- WHAT IS BEING ASKED -
Below are some records; return each one exactly.

- GIVEN INFORMATION -
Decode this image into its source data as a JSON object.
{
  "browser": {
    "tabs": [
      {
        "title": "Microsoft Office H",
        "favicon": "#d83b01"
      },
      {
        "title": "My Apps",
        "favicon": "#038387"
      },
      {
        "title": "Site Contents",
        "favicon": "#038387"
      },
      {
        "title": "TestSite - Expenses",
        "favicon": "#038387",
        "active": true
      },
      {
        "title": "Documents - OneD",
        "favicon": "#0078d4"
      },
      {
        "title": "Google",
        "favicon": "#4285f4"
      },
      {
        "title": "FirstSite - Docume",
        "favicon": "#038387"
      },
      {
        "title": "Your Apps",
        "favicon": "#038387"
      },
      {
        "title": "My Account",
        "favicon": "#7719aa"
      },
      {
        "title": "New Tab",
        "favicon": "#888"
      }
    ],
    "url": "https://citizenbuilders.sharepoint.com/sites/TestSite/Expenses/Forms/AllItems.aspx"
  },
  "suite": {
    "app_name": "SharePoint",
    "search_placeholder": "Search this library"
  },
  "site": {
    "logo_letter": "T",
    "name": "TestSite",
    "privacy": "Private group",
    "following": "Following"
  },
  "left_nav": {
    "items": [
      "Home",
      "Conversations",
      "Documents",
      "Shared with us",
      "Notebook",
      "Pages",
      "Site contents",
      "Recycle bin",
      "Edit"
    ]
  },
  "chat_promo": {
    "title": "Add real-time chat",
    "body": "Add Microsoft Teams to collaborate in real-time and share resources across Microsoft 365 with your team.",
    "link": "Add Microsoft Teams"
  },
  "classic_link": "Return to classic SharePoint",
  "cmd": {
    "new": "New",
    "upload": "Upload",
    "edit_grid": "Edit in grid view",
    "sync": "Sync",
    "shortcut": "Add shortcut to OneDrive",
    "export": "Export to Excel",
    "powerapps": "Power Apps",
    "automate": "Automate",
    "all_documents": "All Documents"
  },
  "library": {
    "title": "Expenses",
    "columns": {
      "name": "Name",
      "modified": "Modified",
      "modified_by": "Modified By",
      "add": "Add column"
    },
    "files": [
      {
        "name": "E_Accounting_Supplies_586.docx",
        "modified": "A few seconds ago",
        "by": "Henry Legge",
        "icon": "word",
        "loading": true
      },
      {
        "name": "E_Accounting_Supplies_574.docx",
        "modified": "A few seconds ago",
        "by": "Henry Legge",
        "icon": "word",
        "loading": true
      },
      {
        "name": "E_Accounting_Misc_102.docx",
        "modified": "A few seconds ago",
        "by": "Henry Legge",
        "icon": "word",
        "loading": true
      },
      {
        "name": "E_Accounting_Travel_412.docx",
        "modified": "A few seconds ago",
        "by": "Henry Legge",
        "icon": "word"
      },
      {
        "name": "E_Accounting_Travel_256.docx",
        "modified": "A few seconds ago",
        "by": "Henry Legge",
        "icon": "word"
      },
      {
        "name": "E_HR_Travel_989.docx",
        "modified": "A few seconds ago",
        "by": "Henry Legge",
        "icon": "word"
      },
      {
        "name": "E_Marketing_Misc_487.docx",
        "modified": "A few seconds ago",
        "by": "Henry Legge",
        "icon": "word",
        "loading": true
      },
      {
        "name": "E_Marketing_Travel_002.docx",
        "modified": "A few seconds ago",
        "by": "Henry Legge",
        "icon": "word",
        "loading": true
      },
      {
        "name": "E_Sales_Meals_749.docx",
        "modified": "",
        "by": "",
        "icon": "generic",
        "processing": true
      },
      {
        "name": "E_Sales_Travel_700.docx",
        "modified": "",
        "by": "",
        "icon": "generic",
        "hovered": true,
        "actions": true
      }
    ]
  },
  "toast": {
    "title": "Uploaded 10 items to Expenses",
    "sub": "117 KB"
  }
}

- ANSWER IN FULL -
Decode this image into its source data as a JSON object.
{
  "browser": {
    "tabs": [
      {
        "title": "Microsoft Office H",
        "favicon": "#d83b01"
      },
      {
        "title": "My Apps",
        "favicon": "#038387"
      },
      {
        "title": "Site Contents",
        "favicon": "#038387"
      },
      {
        "title": "TestSite - Expenses",
        "favicon": "#038387",
        "active": true
      },
      {
        "title": "Documents - OneD",
        "favicon": "#0078d4"
      },
      {
        "title": "Google",
        "favicon": "#4285f4"
      },
      {
        "title": "FirstSite - Docume",
        "favicon": "#038387"
      },
      {
        "title": "Your Apps",
        "favicon": "#038387"
      },
      {
        "title": "My Account",
        "favicon": "#7719aa"
      },
      {
        "title": "New Tab",
        "favicon": "#888"
      }
    ],
    "url": "https://citizenbuilders.sharepoint.com/sites/TestSite/Expenses/Forms/AllItems.aspx"
  },
  "suite": {
    "app_name": "SharePoint",
    "search_placeholder": "Search this library"
  },
  "site": {
    "logo_letter": "T",
    "name": "TestSite",
    "privacy": "Private group",
    "following": "Following"
  },
  "left_nav": {
    "items": [
      "Home",
      "Conversations",
      "Documents",
      "Shared with us",
      "Notebook",
      "Pages",
      "Site contents",
      "Recycle bin",
      "Edit"
    ]
  },
  "chat_promo": {
    "title": "Add real-time chat",
    "body": "Add Microsoft Teams to collaborate in real-time and share resources across Microsoft 365 with your team.",
    "link": "Add Microsoft Teams"
  },
  "classic_link": "Return to classic SharePoint",
  "cmd": {
    "new": "New",
    "upload": "Upload",
    "edit_grid": "Edit in grid view",
    "sync": "Sync",
    "shortcut": "Add shortcut to OneDrive",
    "export": "Export to Excel",
    "powerapps": "Power Apps",
    "automate": "Automate",
    "all_documents": "All Documents"
  },
  "library": {
    "title": "Expenses",
    "columns": {
      "name": "Name",
      "modified": "Modified",
      "modified_by": "Modified By",
      "add": "Add column"
    },
    "files": [
      {
        "name": "E_Accounting_Supplies_586.docx",
        "modified": "A few seconds ago",
        "by": "Henry Legge",
        "icon": "word",
        "loading": true
      },
      {
        "name": "E_Accounting_Supplies_574.docx",
        "modified": "A few seconds ago",
        "by": "Henry Legge",
        "icon": "word",
        "loading": true
      },
      {
        "name": "E_Accounting_Misc_102.docx",
        "modified": "A few seconds ago",
        "by": "Henry Legge",
        "icon": "word",
        "loading": true
      },
      {
        "name": "E_Accounting_Travel_412.docx",
        "modified": "A few seconds ago",
        "by": "Henry Legge",
        "icon": "word"
      },
      {
        "name": "E_Accounting_Travel_256.docx",
        "modified": "A few seconds ago",
        "by": "Henry Legge",
        "icon": "word"
      },
      {
        "name": "E_HR_Travel_989.docx",
        "modified": "A few seconds ago",
        "by": "Henry Legge",
        "icon": "word"
      },
      {
        "name": "E_Marketing_Misc_487.docx",
        "modified": "A few seconds ago",
        "by": "Henry Legge",
        "icon": "word",
        "loading": true
      },
      {
        "name": "E_Marketing_Travel_002.docx",
        "modified": "A few seconds ago",
        "by": "Henry Legge",
        "icon": "word",
        "loading": true
      },
      {
        "name": "E_Sales_Meals_749.docx",
        "modified": "",
        "by": "",
        "icon": "generic",
        "processing": true
      },
      {
        "name": "E_Sales_Travel_700.docx",
        "modified": "",
        "by": "",
        "icon": "generic",
        "hovered": true,
        "actions": true
      }
    ]
  },
  "toast": {
    "title": "Uploaded 10 items to Expenses",
    "sub": "117 KB"
  }
}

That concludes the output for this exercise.